The records should be written out in full, with nothing altered.

[Dataset items]
§

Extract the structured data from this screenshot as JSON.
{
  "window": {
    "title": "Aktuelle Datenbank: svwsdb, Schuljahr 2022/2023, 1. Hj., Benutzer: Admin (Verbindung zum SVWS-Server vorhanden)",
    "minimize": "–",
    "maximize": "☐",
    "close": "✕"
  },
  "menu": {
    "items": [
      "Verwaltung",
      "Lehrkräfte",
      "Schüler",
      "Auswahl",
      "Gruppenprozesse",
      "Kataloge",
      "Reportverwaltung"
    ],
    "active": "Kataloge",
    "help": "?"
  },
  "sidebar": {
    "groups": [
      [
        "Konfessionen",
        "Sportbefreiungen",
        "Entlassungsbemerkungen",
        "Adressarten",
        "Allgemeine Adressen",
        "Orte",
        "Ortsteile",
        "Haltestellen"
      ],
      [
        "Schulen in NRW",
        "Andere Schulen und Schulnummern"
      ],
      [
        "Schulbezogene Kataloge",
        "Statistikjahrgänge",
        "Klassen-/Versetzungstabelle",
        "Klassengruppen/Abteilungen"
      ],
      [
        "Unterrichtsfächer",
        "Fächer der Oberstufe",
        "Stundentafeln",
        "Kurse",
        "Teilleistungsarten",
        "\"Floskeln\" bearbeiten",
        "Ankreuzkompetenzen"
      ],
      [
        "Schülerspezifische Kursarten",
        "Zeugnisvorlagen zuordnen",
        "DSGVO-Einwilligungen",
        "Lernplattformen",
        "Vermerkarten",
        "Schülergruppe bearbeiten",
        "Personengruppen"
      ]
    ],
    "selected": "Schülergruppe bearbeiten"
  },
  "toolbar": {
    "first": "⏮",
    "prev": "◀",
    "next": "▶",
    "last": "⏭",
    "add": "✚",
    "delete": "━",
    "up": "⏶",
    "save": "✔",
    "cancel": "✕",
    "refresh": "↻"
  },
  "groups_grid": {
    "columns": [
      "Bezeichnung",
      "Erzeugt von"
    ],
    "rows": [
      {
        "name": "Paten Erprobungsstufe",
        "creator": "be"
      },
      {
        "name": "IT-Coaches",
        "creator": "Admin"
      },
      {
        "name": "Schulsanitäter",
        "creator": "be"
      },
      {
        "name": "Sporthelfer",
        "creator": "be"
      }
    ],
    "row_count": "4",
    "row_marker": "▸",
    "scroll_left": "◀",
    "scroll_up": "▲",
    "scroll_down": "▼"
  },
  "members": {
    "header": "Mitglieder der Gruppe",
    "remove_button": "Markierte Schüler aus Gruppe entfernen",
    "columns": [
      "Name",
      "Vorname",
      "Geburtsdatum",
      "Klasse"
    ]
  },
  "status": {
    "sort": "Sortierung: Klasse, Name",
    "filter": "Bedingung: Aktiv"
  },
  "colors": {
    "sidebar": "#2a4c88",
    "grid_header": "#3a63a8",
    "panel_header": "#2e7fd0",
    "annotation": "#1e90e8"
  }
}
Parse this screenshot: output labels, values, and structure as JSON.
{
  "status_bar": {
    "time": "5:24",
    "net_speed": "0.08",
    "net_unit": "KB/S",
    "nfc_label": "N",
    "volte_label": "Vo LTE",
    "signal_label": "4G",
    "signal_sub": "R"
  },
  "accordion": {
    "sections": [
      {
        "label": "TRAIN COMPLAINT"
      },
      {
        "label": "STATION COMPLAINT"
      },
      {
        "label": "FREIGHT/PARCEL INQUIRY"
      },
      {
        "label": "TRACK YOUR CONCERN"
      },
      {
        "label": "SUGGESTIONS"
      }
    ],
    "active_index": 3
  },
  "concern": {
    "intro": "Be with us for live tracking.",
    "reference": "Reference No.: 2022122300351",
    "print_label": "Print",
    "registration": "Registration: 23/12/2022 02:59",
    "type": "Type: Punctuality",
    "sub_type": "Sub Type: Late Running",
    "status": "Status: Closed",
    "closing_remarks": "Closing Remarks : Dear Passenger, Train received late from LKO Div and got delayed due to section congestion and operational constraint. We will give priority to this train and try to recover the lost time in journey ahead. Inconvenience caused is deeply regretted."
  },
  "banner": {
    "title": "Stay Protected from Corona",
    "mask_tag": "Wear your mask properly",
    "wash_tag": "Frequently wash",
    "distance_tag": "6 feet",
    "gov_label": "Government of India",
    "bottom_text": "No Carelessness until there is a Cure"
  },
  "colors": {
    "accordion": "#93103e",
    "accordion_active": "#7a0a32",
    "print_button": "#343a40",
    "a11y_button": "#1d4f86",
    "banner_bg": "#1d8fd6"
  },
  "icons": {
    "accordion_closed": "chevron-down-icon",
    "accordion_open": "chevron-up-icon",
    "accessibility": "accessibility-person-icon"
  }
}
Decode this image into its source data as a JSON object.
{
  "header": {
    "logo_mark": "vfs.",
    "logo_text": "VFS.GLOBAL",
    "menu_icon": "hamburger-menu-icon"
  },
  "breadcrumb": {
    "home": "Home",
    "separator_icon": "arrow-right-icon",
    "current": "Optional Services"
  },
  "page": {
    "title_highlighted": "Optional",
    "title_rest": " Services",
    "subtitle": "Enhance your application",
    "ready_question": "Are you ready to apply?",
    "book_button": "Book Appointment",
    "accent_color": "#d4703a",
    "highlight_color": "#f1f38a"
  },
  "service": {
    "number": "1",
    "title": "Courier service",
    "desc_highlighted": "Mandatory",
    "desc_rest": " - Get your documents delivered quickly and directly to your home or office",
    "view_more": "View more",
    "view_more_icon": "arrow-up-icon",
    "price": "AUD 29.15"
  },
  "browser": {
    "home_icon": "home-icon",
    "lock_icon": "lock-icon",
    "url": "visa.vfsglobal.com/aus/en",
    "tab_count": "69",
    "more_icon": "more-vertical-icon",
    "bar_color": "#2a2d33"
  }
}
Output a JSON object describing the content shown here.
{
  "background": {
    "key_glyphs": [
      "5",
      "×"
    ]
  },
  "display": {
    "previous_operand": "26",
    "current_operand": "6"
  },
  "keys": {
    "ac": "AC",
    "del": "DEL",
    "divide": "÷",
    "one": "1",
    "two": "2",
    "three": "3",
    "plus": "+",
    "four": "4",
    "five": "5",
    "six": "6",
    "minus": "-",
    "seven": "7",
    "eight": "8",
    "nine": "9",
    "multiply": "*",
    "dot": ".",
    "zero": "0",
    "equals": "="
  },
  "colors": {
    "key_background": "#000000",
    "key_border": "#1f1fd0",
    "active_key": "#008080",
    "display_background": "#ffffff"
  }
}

§

▶ FINAL RESULT
Extract the structured data from this screenshot as JSON.
{
  "window": {
    "title": "Aktuelle Datenbank: svwsdb, Schuljahr 2022/2023, 1. Hj., Benutzer: Admin (Verbindung zum SVWS-Server vorhanden)",
    "minimize": "–",
    "maximize": "☐",
    "close": "✕"
  },
  "menu": {
    "items": [
      "Verwaltung",
      "Lehrkräfte",
      "Schüler",
      "Auswahl",
      "Gruppenprozesse",
      "Kataloge",
      "Reportverwaltung"
    ],
    "active": "Kataloge",
    "help": "?"
  },
  "sidebar": {
    "groups": [
      [
        "Konfessionen",
        "Sportbefreiungen",
        "Entlassungsbemerkungen",
        "Adressarten",
        "Allgemeine Adressen",
        "Orte",
        "Ortsteile",
        "Haltestellen"
      ],
      [
        "Schulen in NRW",
        "Andere Schulen und Schulnummern"
      ],
      [
        "Schulbezogene Kataloge",
        "Statistikjahrgänge",
        "Klassen-/Versetzungstabelle",
        "Klassengruppen/Abteilungen"
      ],
      [
        "Unterrichtsfächer",
        "Fächer der Oberstufe",
        "Stundentafeln",
        "Kurse",
        "Teilleistungsarten",
        "\"Floskeln\" bearbeiten",
        "Ankreuzkompetenzen"
      ],
      [
        "Schülerspezifische Kursarten",
        "Zeugnisvorlagen zuordnen",
        "DSGVO-Einwilligungen",
        "Lernplattformen",
        "Vermerkarten",
        "Schülergruppe bearbeiten",
        "Personengruppen"
      ]
    ],
    "selected": "Schülergruppe bearbeiten"
  },
  "toolbar": {
    "first": "⏮",
    "prev": "◀",
    "next": "▶",
    "last": "⏭",
    "add": "✚",
    "delete": "━",
    "up": "⏶",
    "save": "✔",
    "cancel": "✕",
    "refresh": "↻"
  },
  "groups_grid": {
    "columns": [
      "Bezeichnung",
      "Erzeugt von"
    ],
    "rows": [
      {
        "name": "Paten Erprobungsstufe",
        "creator": "be"
      },
      {
        "name": "IT-Coaches",
        "creator": "Admin"
      },
      {
        "name": "Schulsanitäter",
        "creator": "be"
      },
      {
        "name": "Sporthelfer",
        "creator": "be"
      }
    ],
    "row_count": "4",
    "row_marker": "▸",
    "scroll_left": "◀",
    "scroll_up": "▲",
    "scroll_down": "▼"
  },
  "members": {
    "header": "Mitglieder der Gruppe",
    "remove_button": "Markierte Schüler aus Gruppe entfernen",
    "columns": [
      "Name",
      "Vorname",
      "Geburtsdatum",
      "Klasse"
    ]
  },
  "status": {
    "sort": "Sortierung: Klasse, Name",
    "filter": "Bedingung: Aktiv"
  },
  "colors": {
    "sidebar": "#2a4c88",
    "grid_header": "#3a63a8",
    "panel_header": "#2e7fd0",
    "annotation": "#1e90e8"
  }
}
Parse this screenshot: output labels, values, and structure as JSON.
{
  "status_bar": {
    "time": "5:24",
    "net_speed": "0.08",
    "net_unit": "KB/S",
    "nfc_label": "N",
    "volte_label": "Vo LTE",
    "signal_label": "4G",
    "signal_sub": "R"
  },
  "accordion": {
    "sections": [
      {
        "label": "TRAIN COMPLAINT"
      },
      {
        "label": "STATION COMPLAINT"
      },
      {
        "label": "FREIGHT/PARCEL INQUIRY"
      },
      {
        "label": "TRACK YOUR CONCERN"
      },
      {
        "label": "SUGGESTIONS"
      }
    ],
    "active_index": 3
  },
  "concern": {
    "intro": "Be with us for live tracking.",
    "reference": "Reference No.: 2022122300351",
    "print_label": "Print",
    "registration": "Registration: 23/12/2022 02:59",
    "type": "Type: Punctuality",
    "sub_type": "Sub Type: Late Running",
    "status": "Status: Closed",
    "closing_remarks": "Closing Remarks : Dear Passenger, Train received late from LKO Div and got delayed due to section congestion and operational constraint. We will give priority to this train and try to recover the lost time in journey ahead. Inconvenience caused is deeply regretted."
  },
  "banner": {
    "title": "Stay Protected from Corona",
    "mask_tag": "Wear your mask properly",
    "wash_tag": "Frequently wash",
    "distance_tag": "6 feet",
    "gov_label": "Government of India",
    "bottom_text": "No Carelessness until there is a Cure"
  },
  "colors": {
    "accordion": "#93103e",
    "accordion_active": "#7a0a32",
    "print_button": "#343a40",
    "a11y_button": "#1d4f86",
    "banner_bg": "#1d8fd6"
  },
  "icons": {
    "accordion_closed": "chevron-down-icon",
    "accordion_open": "chevron-up-icon",
    "accessibility": "accessibility-person-icon"
  }
}
Decode this image into its source data as a JSON object.
{
  "header": {
    "logo_mark": "vfs.",
    "logo_text": "VFS.GLOBAL",
    "menu_icon": "hamburger-menu-icon"
  },
  "breadcrumb": {
    "home": "Home",
    "separator_icon": "arrow-right-icon",
    "current": "Optional Services"
  },
  "page": {
    "title_highlighted": "Optional",
    "title_rest": " Services",
    "subtitle": "Enhance your application",
    "ready_question": "Are you ready to apply?",
    "book_button": "Book Appointment",
    "accent_color": "#d4703a",
    "highlight_color": "#f1f38a"
  },
  "service": {
    "number": "1",
    "title": "Courier service",
    "desc_highlighted": "Mandatory",
    "desc_rest": " - Get your documents delivered quickly and directly to your home or office",
    "view_more": "View more",
    "view_more_icon": "arrow-up-icon",
    "price": "AUD 29.15"
  },
  "browser": {
    "home_icon": "home-icon",
    "lock_icon": "lock-icon",
    "url": "visa.vfsglobal.com/aus/en",
    "tab_count": "69",
    "more_icon": "more-vertical-icon",
    "bar_color": "#2a2d33"
  }
}
Output a JSON object describing the content shown here.
{
  "background": {
    "key_glyphs": [
      "5",
      "×"
    ]
  },
  "display": {
    "previous_operand": "26",
    "current_operand": "6"
  },
  "keys": {
    "ac": "AC",
    "del": "DEL",
    "divide": "÷",
    "one": "1",
    "two": "2",
    "three": "3",
    "plus": "+",
    "four": "4",
    "five": "5",
    "six": "6",
    "minus": "-",
    "seven": "7",
    "eight": "8",
    "nine": "9",
    "multiply": "*",
    "dot": ".",
    "zero": "0",
    "equals": "="
  },
  "colors": {
    "key_background": "#000000",
    "key_border": "#1f1fd0",
    "active_key": "#008080",
    "display_background": "#ffffff"
  }
}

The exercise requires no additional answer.